### Work to complete
In the records below, find each line with the word "Nunca" and copy it.

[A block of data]

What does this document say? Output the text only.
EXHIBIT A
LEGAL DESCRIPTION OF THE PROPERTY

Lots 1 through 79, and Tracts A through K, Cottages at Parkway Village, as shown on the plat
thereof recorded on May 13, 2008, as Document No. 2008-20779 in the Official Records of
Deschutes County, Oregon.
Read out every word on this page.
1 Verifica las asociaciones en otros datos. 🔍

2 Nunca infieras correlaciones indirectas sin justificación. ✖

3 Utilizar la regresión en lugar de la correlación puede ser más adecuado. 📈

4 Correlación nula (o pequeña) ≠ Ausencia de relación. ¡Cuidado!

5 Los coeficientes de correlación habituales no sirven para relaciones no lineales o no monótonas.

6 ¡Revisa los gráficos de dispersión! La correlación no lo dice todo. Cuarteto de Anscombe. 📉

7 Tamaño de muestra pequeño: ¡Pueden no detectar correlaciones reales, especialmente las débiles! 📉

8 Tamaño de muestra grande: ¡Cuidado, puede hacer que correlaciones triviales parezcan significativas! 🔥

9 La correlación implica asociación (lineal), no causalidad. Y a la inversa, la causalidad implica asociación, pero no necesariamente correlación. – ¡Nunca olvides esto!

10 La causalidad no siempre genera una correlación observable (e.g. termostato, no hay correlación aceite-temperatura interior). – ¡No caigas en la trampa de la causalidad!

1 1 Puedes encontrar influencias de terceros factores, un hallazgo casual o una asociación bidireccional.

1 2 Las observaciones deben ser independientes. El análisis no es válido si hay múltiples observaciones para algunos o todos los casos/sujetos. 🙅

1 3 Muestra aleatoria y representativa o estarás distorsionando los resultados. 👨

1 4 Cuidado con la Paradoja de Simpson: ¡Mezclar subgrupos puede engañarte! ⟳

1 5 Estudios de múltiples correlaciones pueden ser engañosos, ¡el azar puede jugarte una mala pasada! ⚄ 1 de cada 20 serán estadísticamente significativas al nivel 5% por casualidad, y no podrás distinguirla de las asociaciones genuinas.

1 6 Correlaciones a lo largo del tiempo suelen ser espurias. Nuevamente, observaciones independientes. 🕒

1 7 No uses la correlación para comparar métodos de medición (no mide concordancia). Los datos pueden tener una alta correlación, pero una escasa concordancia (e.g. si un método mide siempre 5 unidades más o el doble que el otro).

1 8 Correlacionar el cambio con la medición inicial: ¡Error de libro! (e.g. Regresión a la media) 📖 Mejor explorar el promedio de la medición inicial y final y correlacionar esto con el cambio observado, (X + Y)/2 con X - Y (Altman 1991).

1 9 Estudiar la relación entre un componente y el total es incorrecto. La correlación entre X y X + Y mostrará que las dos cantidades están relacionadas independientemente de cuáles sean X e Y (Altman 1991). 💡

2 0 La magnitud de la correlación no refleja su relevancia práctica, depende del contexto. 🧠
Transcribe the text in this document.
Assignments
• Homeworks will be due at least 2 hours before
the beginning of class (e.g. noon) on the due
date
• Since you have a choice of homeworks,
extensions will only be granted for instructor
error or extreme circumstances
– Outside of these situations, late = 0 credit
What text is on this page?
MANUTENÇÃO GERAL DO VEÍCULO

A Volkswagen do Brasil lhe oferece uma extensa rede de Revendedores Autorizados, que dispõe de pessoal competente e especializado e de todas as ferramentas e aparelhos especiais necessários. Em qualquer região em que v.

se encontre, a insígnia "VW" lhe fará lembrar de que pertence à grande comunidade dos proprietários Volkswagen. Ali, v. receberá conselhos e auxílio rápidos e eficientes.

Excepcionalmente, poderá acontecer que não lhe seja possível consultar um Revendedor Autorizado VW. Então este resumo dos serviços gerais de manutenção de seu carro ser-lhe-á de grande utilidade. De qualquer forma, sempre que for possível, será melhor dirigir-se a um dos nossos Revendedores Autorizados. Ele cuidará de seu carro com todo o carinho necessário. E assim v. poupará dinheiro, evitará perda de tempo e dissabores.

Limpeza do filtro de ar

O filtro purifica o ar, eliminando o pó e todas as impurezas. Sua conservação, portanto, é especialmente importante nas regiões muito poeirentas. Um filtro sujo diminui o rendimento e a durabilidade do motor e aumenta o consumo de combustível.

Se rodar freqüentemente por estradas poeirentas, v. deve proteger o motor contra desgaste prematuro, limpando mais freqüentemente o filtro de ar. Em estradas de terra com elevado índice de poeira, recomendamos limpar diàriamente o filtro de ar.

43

### The completed task
2 Nunca infieras correlaciones indirectas sin justificación. ✖
9 La correlación implica asociación (lineal), no causalidad. Y a la inversa, la causalidad implica asociación, pero no necesariamente correlación. – ¡Nunca olvides esto!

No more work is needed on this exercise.